_Problem_
Using the records below, please work out how many lines contain "JSON"; answer with the number alone.

(Figure collection entries)

==============================

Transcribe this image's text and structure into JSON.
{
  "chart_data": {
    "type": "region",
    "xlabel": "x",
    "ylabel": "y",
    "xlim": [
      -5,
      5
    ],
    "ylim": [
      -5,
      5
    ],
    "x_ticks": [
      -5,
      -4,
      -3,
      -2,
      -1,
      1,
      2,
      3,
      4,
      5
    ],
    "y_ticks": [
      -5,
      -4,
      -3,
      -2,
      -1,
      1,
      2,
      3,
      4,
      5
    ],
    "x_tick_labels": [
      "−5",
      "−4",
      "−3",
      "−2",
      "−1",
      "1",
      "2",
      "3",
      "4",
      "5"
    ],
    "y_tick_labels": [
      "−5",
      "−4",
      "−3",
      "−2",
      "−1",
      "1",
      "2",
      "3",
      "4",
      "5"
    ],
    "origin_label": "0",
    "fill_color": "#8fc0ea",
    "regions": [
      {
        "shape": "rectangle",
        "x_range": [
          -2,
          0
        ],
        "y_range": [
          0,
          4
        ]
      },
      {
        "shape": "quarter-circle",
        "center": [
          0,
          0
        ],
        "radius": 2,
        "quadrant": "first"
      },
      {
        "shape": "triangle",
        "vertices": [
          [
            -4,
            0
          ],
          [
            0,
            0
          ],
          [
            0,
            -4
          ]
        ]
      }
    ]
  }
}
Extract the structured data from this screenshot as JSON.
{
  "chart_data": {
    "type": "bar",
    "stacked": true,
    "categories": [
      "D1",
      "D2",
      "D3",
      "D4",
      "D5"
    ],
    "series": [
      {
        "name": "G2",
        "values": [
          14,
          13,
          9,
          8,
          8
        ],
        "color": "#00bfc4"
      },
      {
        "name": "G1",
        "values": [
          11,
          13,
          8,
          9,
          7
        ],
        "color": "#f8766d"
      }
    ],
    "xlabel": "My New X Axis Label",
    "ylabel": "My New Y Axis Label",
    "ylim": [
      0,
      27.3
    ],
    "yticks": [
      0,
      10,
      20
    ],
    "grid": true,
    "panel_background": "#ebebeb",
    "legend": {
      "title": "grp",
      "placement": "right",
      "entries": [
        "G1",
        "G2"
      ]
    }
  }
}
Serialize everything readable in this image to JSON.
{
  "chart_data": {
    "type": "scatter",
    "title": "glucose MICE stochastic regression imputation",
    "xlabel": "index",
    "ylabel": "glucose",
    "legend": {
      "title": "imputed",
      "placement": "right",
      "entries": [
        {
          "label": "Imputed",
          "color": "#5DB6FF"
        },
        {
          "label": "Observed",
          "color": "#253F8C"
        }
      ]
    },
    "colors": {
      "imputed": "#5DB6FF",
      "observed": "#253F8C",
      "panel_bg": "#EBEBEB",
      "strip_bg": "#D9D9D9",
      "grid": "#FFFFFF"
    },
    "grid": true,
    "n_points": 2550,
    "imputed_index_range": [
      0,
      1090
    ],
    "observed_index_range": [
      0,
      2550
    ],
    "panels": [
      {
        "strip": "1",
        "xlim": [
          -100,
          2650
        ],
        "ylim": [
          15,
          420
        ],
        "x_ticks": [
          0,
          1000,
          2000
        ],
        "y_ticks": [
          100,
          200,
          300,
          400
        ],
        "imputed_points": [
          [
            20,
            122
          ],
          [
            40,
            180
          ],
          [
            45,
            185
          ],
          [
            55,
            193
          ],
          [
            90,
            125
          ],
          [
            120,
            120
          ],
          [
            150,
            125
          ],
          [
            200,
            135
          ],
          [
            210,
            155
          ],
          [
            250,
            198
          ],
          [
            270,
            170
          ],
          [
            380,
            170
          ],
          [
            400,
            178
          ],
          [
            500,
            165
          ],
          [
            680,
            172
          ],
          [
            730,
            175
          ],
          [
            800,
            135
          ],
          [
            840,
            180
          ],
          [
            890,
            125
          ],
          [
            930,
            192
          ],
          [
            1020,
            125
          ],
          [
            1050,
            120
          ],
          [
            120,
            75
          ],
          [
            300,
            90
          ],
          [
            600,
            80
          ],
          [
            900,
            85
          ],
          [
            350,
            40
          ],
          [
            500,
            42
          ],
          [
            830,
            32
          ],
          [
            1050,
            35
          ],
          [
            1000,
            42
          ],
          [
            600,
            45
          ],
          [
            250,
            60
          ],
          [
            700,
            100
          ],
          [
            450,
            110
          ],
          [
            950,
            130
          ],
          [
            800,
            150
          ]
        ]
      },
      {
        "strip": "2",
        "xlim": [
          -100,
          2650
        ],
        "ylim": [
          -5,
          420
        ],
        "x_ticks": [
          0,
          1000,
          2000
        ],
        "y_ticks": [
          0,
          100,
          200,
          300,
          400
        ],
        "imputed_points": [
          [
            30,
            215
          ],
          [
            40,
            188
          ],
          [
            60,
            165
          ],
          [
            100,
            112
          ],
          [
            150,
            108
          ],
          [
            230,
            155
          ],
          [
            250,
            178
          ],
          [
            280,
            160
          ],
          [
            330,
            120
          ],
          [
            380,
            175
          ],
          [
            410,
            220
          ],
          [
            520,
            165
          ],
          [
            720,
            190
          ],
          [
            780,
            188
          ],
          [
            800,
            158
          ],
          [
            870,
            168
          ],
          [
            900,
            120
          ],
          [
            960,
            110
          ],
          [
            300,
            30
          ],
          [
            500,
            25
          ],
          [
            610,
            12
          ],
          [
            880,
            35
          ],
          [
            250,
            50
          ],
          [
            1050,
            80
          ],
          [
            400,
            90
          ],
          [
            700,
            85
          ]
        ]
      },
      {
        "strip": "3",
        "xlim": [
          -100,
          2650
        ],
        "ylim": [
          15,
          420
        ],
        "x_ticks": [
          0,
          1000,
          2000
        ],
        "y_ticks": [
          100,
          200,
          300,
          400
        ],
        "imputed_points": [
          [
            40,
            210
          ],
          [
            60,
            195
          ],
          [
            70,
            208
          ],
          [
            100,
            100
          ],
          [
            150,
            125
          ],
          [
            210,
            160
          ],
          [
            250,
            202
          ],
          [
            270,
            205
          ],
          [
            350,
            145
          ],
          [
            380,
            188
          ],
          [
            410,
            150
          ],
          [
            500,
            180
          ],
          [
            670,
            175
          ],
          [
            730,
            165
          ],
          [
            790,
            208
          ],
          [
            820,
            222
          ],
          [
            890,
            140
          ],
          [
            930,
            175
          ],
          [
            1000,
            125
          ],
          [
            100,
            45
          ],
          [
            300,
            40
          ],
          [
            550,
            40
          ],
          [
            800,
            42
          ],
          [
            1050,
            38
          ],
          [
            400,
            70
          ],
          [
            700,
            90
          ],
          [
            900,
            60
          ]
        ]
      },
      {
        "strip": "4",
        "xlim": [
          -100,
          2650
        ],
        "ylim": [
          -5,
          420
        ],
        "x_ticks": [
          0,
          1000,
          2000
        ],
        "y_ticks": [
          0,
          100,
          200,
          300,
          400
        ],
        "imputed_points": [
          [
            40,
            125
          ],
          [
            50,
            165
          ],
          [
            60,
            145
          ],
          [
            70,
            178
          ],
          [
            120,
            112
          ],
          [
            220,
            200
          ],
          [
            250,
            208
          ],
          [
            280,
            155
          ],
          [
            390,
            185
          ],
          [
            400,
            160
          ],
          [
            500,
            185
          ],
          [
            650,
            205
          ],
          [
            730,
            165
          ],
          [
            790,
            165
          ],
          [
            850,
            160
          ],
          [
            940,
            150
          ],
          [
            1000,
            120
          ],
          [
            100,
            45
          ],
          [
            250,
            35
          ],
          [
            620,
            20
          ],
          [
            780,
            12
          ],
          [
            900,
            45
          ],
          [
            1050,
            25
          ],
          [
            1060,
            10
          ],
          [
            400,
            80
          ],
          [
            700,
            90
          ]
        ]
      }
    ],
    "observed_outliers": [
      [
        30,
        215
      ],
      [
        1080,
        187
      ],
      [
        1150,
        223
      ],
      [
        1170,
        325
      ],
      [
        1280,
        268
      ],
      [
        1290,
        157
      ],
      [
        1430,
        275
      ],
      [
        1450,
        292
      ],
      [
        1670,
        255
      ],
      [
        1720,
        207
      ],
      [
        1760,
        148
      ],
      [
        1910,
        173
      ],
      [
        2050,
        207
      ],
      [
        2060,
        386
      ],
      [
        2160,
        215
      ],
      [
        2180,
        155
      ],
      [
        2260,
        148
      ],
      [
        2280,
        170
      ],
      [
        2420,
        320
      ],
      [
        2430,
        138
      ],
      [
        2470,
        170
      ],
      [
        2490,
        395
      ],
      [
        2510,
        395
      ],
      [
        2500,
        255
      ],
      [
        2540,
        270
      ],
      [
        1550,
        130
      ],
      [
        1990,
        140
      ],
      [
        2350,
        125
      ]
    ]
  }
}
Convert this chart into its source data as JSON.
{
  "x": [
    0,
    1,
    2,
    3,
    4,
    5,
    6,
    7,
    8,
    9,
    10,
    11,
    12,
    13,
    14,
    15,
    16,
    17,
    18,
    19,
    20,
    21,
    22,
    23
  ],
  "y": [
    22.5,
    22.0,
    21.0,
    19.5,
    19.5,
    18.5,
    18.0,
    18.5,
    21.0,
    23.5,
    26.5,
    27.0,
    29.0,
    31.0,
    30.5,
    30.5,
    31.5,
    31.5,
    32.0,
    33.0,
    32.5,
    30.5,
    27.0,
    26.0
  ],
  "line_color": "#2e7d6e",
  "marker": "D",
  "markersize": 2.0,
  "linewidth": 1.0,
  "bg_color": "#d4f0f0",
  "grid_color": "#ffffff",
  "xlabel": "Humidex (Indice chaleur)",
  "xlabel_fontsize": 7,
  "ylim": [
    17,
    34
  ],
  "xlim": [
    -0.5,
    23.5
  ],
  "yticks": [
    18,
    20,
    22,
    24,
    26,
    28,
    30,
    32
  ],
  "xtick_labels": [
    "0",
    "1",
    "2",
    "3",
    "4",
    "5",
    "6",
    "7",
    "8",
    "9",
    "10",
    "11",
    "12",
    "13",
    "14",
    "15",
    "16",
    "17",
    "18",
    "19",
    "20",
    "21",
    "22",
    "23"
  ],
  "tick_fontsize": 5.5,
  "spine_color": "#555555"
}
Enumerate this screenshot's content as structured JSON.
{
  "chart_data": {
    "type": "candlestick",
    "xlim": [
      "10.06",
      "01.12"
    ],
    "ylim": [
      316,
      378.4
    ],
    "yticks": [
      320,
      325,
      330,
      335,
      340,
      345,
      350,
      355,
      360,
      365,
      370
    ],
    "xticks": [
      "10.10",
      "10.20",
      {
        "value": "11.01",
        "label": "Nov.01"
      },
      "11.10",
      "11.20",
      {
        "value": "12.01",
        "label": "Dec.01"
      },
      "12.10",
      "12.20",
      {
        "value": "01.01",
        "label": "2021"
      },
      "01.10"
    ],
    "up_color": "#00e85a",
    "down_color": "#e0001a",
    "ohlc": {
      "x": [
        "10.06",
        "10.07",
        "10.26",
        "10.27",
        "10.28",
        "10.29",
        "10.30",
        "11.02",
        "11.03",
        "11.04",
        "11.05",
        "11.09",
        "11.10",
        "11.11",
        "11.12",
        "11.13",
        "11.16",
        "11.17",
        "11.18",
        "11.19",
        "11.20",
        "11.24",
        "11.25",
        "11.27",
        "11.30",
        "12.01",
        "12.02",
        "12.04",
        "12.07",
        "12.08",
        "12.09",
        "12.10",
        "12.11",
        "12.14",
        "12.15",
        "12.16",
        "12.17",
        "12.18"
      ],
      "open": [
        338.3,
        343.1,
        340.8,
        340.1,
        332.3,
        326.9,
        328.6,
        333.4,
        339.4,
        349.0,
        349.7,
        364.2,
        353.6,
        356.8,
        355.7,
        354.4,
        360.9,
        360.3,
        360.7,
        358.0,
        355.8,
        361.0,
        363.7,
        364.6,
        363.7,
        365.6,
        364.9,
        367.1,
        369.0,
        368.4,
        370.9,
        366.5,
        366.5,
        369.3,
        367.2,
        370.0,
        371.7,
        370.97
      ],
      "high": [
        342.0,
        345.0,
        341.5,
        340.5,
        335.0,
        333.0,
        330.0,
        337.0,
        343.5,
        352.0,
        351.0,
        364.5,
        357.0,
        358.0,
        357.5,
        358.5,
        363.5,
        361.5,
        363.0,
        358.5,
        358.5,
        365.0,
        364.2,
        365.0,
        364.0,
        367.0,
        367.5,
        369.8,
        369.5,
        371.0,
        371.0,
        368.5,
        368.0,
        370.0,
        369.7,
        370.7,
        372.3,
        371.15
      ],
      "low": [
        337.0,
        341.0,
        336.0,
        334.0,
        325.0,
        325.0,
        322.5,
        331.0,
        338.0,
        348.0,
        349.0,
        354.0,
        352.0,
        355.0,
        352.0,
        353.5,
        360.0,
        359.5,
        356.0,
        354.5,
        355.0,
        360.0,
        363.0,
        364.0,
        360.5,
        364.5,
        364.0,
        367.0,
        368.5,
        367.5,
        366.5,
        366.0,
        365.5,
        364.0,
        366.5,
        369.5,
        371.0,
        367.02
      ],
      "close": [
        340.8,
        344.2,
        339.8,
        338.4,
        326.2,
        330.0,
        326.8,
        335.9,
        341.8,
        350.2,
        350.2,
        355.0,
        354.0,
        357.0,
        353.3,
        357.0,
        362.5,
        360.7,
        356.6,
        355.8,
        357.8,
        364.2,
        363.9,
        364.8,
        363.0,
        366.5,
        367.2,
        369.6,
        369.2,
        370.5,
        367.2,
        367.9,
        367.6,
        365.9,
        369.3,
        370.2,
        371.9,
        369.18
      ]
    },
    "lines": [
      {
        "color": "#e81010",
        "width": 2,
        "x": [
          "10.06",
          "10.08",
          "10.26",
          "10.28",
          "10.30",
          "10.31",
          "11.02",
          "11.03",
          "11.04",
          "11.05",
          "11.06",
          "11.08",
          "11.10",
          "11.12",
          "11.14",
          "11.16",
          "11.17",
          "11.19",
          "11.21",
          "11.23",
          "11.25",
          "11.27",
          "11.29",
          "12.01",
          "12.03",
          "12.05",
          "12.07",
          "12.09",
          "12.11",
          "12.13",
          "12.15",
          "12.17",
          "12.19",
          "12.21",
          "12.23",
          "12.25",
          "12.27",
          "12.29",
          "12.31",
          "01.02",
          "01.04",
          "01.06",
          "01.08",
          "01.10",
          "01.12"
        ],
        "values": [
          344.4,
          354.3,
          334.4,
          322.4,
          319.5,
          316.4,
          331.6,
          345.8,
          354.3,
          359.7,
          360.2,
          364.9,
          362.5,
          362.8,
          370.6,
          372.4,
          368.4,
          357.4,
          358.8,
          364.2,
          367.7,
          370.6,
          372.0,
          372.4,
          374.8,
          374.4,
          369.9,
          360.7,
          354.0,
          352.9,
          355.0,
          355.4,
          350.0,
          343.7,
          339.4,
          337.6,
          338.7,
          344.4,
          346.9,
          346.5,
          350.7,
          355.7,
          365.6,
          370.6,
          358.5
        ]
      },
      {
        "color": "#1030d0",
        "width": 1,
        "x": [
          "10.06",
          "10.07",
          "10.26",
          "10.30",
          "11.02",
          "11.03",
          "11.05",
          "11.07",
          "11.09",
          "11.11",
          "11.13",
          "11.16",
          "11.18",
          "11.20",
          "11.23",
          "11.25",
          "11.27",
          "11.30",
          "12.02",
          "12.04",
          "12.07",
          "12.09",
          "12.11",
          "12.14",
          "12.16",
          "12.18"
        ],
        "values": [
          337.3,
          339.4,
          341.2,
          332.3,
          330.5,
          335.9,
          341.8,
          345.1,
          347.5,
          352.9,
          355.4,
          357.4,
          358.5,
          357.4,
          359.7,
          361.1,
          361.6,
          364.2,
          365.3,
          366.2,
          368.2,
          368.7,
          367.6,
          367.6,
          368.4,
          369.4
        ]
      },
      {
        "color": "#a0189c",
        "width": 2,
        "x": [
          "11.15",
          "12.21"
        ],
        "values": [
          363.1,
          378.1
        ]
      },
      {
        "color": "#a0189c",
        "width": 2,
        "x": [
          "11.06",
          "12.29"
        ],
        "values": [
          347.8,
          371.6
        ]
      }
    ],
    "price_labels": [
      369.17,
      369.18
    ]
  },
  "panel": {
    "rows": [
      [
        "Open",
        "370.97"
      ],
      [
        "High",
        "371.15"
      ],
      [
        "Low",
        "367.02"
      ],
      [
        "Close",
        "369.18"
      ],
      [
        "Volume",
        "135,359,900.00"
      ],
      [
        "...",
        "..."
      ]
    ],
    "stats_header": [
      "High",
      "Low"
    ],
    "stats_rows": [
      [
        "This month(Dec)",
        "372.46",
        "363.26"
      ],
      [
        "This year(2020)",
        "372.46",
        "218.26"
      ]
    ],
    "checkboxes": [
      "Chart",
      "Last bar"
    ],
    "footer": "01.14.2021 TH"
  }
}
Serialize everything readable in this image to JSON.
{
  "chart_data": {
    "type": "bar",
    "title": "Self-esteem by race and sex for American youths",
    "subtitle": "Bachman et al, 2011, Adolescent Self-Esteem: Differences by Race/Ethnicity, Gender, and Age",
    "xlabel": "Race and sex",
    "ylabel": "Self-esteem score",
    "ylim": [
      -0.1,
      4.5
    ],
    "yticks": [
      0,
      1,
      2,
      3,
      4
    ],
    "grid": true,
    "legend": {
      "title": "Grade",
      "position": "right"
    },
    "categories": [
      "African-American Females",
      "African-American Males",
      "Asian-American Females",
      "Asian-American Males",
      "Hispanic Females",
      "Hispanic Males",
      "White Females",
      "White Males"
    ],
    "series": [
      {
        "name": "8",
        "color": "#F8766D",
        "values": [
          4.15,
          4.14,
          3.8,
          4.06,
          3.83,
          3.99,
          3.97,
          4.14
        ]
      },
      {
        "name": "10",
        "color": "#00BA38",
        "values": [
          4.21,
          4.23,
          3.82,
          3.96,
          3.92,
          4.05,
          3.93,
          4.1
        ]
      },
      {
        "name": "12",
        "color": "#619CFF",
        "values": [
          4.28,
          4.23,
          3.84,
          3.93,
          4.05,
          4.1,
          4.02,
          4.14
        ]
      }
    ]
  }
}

==============================

_Exercise response_
6